Tally every line featuring "JSON", then give that tally alone.

::::::::::

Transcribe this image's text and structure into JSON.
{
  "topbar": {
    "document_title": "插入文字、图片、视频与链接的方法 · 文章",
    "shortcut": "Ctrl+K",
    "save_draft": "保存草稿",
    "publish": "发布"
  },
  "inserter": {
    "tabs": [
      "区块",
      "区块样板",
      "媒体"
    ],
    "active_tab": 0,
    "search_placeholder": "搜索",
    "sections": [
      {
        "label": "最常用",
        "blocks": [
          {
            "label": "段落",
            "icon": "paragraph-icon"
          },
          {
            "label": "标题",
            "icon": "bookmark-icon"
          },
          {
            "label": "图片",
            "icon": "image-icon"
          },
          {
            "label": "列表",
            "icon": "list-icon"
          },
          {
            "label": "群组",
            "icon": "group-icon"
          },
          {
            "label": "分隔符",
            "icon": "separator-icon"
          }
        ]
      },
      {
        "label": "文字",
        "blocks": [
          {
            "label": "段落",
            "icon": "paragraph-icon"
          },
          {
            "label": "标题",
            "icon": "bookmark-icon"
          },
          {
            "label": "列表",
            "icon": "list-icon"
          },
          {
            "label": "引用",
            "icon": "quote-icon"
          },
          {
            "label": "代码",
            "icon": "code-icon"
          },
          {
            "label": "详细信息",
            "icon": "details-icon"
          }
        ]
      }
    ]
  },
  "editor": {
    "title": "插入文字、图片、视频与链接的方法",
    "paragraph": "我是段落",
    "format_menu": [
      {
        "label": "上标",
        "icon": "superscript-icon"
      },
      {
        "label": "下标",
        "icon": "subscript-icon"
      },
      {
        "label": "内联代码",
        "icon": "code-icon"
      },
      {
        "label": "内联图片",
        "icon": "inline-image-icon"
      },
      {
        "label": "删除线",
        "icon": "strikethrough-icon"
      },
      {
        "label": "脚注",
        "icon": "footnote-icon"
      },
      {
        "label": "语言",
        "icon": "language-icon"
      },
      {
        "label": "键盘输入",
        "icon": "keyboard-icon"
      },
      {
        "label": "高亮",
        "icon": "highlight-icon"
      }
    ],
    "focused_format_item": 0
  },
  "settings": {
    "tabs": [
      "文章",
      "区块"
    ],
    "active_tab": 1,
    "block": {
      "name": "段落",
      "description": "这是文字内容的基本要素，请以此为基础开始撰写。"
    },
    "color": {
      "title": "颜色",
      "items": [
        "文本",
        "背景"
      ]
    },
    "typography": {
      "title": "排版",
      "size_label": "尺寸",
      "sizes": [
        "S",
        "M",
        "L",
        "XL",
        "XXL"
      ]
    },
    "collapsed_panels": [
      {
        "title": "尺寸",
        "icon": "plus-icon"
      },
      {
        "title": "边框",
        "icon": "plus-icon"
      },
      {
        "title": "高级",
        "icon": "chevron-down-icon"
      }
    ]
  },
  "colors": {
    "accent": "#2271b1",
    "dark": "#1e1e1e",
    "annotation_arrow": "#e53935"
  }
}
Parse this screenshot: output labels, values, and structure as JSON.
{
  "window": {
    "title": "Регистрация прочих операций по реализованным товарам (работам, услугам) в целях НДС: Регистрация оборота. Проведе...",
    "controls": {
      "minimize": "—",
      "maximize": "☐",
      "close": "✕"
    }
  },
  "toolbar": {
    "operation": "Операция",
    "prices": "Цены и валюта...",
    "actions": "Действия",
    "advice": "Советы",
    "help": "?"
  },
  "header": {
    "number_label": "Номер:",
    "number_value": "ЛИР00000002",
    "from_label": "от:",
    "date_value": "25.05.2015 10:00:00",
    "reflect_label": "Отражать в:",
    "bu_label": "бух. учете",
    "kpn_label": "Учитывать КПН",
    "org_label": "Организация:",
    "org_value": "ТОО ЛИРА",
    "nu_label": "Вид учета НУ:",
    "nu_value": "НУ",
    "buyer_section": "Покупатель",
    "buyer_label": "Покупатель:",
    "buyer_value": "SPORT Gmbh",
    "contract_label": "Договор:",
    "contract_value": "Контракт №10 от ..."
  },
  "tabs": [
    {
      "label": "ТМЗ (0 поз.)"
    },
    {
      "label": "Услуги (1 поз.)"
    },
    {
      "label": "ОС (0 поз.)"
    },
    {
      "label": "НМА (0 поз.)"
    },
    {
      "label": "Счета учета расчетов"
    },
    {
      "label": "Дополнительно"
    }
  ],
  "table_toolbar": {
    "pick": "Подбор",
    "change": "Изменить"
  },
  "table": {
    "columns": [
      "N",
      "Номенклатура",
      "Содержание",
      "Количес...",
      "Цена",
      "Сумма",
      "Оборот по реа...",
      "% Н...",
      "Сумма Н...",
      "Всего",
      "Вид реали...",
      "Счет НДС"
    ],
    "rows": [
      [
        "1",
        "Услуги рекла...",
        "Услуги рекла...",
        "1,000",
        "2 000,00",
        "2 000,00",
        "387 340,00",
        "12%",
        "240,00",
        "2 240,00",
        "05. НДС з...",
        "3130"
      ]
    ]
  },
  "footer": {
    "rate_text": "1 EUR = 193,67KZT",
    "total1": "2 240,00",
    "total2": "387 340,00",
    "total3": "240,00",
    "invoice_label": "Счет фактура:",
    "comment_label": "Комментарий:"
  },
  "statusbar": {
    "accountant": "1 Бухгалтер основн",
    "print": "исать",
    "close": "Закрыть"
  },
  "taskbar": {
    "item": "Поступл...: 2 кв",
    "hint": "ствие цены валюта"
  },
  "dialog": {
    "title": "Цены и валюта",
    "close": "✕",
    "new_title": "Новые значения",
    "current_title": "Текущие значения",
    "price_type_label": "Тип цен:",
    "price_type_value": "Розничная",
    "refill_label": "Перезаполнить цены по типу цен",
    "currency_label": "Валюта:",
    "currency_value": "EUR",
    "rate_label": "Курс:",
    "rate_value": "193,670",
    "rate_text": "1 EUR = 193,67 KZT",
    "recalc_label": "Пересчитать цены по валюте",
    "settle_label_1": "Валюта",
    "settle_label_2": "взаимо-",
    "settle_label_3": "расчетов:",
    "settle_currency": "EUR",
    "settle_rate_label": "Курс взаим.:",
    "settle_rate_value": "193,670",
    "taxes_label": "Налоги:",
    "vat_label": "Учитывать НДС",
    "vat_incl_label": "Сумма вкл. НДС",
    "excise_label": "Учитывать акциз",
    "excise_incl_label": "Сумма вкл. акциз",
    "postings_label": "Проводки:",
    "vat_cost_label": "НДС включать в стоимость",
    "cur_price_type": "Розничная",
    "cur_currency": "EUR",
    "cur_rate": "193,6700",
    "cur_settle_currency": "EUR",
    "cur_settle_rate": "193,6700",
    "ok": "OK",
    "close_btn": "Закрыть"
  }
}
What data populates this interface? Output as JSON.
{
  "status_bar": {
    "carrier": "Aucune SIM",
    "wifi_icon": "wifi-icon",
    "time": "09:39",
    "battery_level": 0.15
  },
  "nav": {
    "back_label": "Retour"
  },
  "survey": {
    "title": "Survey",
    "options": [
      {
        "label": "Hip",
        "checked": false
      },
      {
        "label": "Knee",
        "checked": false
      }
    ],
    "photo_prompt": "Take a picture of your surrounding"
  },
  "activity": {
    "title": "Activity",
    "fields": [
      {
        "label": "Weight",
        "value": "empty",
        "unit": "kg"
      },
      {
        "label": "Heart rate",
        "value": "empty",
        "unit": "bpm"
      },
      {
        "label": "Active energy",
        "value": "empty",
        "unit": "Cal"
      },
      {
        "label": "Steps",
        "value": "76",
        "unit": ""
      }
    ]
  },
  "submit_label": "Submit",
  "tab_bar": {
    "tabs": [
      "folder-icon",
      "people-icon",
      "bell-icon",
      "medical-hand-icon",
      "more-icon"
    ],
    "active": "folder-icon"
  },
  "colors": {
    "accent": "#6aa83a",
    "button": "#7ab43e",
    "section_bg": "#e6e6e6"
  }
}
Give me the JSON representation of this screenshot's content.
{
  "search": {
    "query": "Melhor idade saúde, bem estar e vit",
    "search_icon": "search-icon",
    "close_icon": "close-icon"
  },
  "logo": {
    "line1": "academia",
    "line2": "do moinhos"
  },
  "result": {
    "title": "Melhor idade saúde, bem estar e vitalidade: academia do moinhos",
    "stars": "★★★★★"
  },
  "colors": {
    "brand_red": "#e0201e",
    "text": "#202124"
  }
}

::::::::::

THE ANSWER:
4